What is the number of lines below that contain the string "Vencer"? Give it and nothing else.

Material supplied:
⟨
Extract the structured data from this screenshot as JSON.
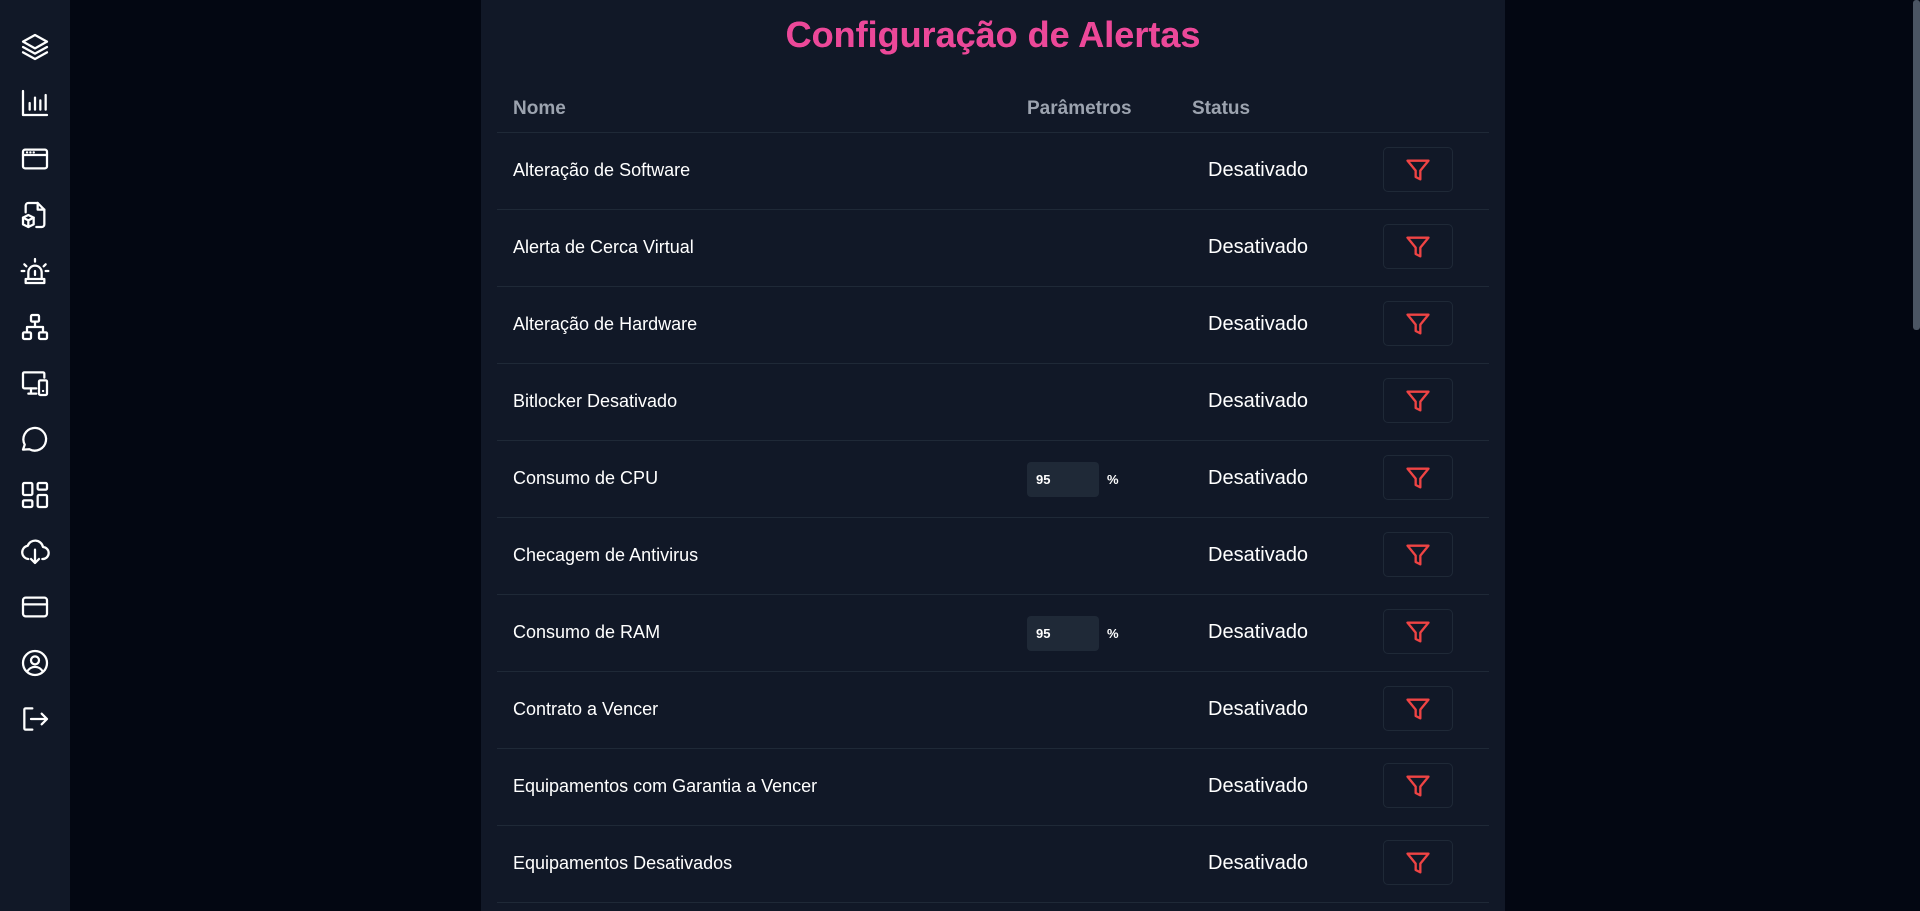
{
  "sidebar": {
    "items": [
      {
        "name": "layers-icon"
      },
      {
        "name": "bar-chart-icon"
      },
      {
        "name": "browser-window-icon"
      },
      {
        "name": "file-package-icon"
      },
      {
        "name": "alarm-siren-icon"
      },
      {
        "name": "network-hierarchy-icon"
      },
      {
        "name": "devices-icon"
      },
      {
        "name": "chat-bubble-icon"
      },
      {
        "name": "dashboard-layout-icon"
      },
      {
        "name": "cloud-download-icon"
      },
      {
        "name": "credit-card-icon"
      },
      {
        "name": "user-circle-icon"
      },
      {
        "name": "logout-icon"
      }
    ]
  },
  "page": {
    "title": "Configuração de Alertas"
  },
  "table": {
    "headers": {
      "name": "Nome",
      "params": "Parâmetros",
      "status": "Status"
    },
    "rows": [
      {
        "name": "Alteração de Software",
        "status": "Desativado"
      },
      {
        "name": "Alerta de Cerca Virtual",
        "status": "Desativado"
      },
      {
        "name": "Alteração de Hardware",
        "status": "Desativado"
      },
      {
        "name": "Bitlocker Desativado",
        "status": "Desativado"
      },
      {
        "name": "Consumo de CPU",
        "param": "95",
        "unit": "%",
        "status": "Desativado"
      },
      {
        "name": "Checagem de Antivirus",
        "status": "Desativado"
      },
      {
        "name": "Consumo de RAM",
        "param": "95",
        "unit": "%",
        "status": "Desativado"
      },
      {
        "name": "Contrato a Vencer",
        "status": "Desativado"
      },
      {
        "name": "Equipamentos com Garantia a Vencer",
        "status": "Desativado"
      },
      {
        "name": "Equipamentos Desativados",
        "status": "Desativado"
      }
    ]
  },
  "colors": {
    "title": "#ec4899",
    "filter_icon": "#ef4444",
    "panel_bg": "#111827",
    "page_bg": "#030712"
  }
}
⟩
⟨
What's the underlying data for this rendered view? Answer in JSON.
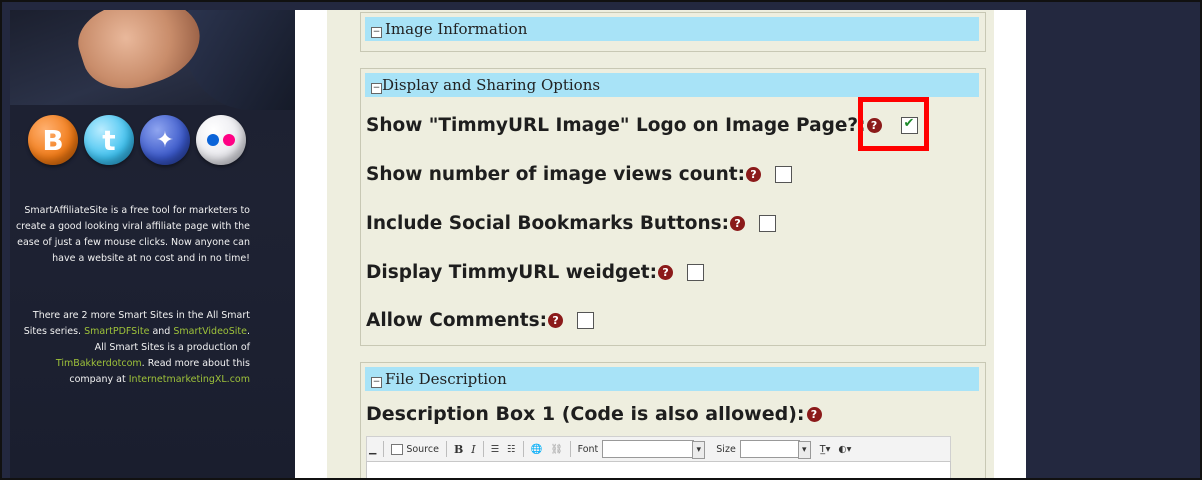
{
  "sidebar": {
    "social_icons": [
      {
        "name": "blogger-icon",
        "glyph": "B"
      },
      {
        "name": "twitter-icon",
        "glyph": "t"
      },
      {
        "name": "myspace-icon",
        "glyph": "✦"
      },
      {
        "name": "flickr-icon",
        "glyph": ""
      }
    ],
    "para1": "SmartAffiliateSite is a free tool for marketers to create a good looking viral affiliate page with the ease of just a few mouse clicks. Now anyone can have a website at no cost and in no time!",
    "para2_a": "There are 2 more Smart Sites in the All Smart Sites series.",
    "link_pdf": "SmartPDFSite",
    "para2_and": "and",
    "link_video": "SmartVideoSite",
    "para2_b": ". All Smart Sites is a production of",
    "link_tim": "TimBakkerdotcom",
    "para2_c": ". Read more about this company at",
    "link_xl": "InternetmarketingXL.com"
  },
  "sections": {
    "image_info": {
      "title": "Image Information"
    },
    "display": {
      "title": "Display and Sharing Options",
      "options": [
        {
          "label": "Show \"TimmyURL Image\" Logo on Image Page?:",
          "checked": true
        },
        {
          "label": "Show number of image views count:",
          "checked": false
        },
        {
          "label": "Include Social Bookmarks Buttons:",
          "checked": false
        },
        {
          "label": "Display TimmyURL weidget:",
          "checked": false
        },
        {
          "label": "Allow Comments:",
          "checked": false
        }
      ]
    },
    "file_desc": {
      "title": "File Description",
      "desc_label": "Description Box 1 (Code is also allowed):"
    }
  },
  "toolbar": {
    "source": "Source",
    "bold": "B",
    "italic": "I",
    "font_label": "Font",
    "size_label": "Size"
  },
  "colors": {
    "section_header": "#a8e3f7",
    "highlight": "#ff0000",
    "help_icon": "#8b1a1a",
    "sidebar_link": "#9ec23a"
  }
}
⟩
⟨
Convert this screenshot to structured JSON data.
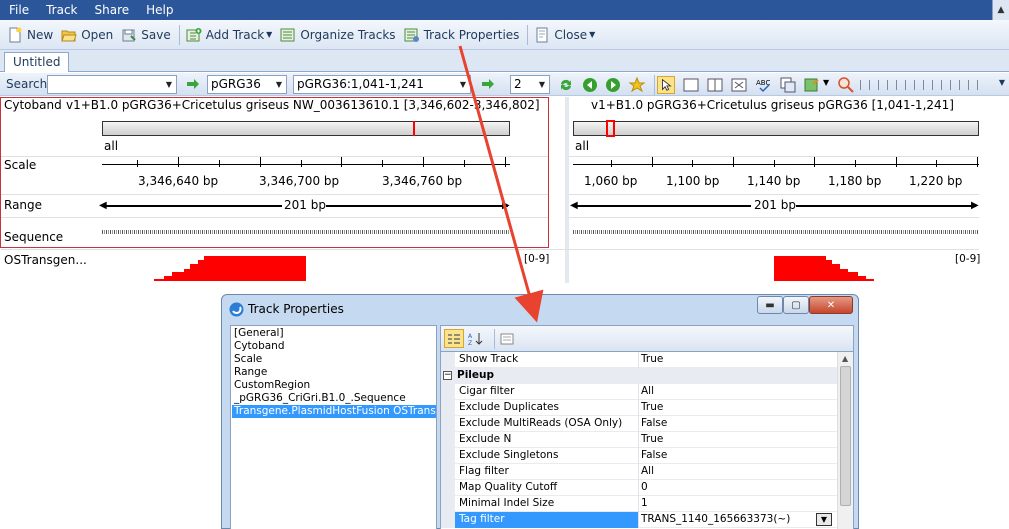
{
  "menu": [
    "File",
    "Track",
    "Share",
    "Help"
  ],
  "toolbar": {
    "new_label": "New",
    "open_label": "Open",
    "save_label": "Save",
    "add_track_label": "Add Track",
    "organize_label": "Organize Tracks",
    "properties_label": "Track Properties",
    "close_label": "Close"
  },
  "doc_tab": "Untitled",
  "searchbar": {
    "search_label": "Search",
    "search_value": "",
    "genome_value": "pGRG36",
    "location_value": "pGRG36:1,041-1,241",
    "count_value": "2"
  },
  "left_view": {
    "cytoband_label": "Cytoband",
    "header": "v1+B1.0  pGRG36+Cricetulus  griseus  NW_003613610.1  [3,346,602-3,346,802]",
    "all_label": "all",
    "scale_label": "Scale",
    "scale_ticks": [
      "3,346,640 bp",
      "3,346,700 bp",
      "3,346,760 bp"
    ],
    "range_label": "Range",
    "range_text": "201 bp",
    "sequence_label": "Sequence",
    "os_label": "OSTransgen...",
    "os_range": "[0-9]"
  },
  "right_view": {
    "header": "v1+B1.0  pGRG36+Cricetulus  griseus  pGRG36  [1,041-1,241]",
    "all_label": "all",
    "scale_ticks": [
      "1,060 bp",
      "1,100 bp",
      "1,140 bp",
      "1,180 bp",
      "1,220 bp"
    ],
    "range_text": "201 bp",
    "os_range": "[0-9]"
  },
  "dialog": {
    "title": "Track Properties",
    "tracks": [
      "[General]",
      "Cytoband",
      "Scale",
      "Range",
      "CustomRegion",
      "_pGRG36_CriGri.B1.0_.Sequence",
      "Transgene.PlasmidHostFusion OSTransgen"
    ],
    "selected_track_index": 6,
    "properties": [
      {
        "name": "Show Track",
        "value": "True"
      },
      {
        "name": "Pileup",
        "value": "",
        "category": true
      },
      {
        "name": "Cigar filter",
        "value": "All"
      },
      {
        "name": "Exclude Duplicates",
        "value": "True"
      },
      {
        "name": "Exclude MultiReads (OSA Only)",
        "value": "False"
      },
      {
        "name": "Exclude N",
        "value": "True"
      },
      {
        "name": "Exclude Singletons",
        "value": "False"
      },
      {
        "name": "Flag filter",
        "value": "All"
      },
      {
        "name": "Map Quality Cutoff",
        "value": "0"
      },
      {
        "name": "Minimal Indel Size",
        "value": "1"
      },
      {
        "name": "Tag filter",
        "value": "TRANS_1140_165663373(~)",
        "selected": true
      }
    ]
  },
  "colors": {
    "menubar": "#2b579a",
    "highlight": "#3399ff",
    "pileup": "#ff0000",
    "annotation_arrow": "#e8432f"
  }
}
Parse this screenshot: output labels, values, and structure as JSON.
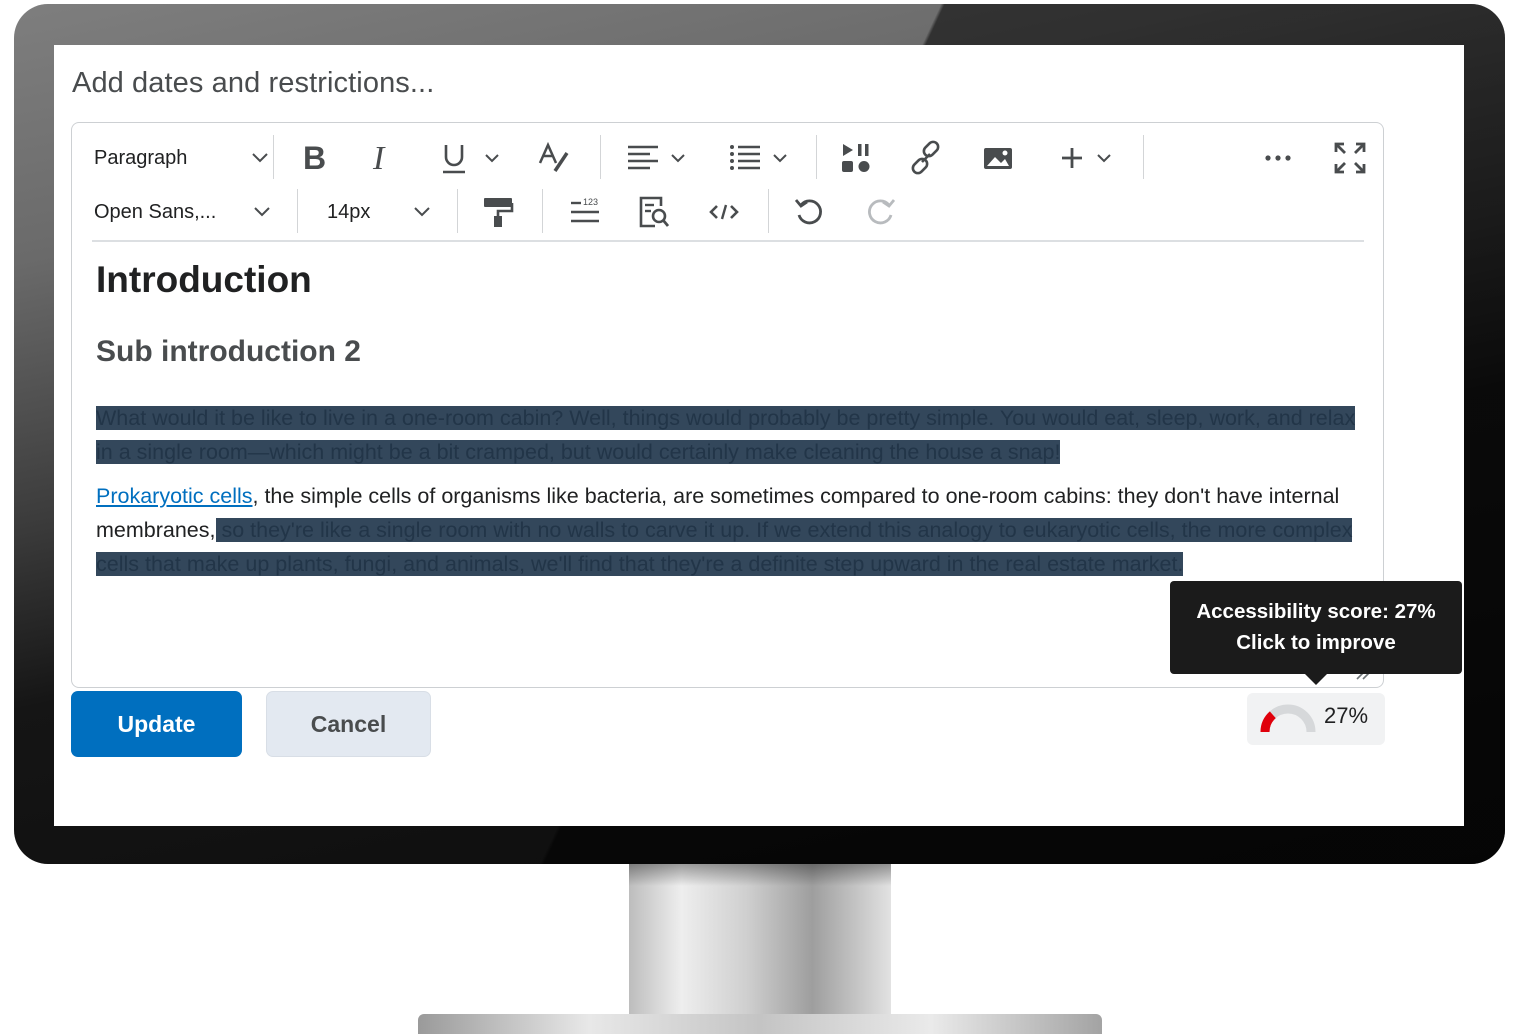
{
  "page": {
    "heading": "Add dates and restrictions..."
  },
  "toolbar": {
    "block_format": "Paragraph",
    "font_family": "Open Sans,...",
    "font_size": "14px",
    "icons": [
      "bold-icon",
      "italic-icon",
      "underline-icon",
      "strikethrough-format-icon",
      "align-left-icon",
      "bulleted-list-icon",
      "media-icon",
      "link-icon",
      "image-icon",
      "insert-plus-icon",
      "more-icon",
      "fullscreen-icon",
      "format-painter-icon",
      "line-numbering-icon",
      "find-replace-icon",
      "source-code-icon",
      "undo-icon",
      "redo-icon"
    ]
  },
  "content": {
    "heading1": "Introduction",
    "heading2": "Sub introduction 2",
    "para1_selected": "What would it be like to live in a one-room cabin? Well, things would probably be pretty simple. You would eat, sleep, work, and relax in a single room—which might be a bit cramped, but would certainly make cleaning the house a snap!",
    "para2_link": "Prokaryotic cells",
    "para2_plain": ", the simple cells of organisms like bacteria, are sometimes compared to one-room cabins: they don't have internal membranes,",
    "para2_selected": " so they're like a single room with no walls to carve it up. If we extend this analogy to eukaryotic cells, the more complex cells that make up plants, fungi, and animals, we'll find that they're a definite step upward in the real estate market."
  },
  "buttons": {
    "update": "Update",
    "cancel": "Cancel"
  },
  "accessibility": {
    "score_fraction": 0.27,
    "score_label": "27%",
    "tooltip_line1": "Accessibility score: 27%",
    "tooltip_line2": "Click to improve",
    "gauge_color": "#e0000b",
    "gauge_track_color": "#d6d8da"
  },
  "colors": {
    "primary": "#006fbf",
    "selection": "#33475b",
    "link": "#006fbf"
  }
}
⟩
Reply: 2